------ SUPPLIED TEXT

By Jess Szabo, Arts Writer
By Jess Szabo, Arts Writer
Most editions of The Heat Beat focus on the music played on Phoenix Radio. Today, we are expanding our focus with one for all the local musicians who listen for inspiration, and those inspired to be musicians, DJs, or program hosts.
Use great caution when being alone with people you do not know well
Even if you create while alone, you probably meet up with a lot of other people in the course of your career. You communicate with strangers to schedule recording sessions, gigs, parties, and other events. Remember that no matter how friendly and accommodating everyone way come across, some people are safe to be around alone, and some are not. If you need to meet someone you have never met before in person,. try to ensure that the meeting occurs at your place of business or theirs, or arrange to meet at your favorite hangout, at least for the first meeting or two. Never go alone to a stranger’s home, or invite them to yours.
Have a safe contact
Anytime you are going to be meeting with someone you do not know, or expect to be gone alone for a long period of time, make sure someone you know and trust knows where you are going to be, what time the event starts and ends, and what time you expect to be home. It can be as simple as leaving a flier from your performance on the table where your roommate can see it, with a note that you will be back in three hours, or looking at your spouse and saying, “I’m DJing at a party until one in the morning, then coming straight home”. Keep your cell phone charged and take it with you in case you need to let them know of changed plans, or need them to pick you up or get you an Uber or Lyft ride.

------------

EXERCISE SET:
- a) Rewrite the paragraph of the safety article that begins "Anytime you are going to be meeting" as a short bulleted list that keeps its main facts.
- b) Decide whether each statement agrees with the safety article, answering yes or no and quoting the words of the article that decide it: (i) Most editions of The Heat Beat focus on music played on Phoenix Radio. (ii) For a first meeting, the article suggests going to a stranger's home. (iii) The article advises keeping a charged cell phone with you.
- c) Reproduce the passage of the safety article from "Use great caution" to "them to yours." word for word.

------ RECORD SET

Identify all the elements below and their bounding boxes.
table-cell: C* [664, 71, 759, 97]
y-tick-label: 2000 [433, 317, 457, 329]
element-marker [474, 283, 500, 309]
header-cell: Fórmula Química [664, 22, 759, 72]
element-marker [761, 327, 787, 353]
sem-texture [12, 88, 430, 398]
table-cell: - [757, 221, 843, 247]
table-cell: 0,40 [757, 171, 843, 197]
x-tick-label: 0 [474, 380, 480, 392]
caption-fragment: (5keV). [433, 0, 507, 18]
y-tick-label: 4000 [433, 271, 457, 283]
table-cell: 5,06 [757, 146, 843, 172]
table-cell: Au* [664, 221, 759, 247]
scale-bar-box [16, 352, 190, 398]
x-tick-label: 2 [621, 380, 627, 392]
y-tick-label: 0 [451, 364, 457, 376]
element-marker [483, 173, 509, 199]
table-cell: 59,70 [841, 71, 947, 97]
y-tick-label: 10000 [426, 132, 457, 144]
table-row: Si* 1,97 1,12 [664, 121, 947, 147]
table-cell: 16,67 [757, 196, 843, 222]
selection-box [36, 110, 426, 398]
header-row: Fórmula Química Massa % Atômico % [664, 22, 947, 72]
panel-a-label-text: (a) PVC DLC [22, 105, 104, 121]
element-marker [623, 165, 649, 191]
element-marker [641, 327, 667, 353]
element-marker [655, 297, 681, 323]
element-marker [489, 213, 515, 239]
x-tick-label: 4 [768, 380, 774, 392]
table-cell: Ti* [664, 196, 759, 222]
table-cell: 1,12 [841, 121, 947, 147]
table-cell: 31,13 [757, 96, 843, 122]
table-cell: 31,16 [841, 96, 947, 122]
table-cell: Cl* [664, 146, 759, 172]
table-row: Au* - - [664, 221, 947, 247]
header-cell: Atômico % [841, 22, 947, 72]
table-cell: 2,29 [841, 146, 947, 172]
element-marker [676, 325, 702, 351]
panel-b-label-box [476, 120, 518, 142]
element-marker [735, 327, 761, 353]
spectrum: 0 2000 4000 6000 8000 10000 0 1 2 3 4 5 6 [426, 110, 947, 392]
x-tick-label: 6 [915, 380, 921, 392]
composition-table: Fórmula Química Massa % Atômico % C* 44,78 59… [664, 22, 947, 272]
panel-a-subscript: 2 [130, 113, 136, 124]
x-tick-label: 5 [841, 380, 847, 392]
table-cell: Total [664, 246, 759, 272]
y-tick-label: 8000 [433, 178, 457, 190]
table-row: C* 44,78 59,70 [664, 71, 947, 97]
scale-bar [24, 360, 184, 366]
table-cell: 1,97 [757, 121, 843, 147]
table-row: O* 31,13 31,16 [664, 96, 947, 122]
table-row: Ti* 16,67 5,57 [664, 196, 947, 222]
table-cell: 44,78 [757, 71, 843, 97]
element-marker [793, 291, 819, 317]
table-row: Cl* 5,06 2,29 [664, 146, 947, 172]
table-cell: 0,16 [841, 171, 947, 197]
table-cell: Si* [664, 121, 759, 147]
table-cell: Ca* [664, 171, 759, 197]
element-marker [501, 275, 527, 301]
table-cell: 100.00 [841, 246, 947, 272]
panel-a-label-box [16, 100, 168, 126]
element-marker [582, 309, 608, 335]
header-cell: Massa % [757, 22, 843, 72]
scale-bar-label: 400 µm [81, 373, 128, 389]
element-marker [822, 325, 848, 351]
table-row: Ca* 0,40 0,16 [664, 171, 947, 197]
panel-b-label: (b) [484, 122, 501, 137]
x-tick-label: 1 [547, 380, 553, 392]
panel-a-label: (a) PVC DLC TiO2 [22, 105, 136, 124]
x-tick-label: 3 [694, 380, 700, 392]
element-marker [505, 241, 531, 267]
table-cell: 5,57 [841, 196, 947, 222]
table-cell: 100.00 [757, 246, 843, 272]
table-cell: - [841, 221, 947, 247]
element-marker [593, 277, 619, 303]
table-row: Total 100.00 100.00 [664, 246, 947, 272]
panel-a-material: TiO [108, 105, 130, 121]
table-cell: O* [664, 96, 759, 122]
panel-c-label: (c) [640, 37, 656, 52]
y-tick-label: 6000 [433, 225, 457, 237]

------------

COMPLETED EXERCISE:
- a)
- Before meeting someone you don't know, or before spending a long time away alone, make sure a person you know and trust knows where you will be, when the event starts and ends, and when you expect to be home.
- This can be as simple as leaving a flier from your performance where your roommate will see it, with a note saying when you'll be back, or telling your spouse where you'll be DJing and until when.
- Keep your cell phone charged and take it with you. Then you can tell that person about changed plans, or ask them to pick you up or get you an Uber or Lyft ride.

- b)
(i) Yes: "Most editions of The Heat Beat focus on the music played on Phoenix Radio."
(ii) No: "Never go alone to a stranger’s home, or invite them to yours."
(iii) Yes: "Keep your cell phone charged and take it with you"

- c)
Use great caution when being alone with people you do not know well
Even if you create while alone, you probably meet up with a lot of other people in the course of your career. You communicate with strangers to schedule recording sessions, gigs, parties, and other events. Remember that no matter how friendly and accommodating everyone way come across, some people are safe to be around alone, and some are not. If you need to meet someone you have never met before in person,. try to ensure that the meeting occurs at your place of business or theirs, or arrange to meet at your favorite hangout, at least for the first meeting or two. Never go alone to a stranger’s home, or invite them to yours.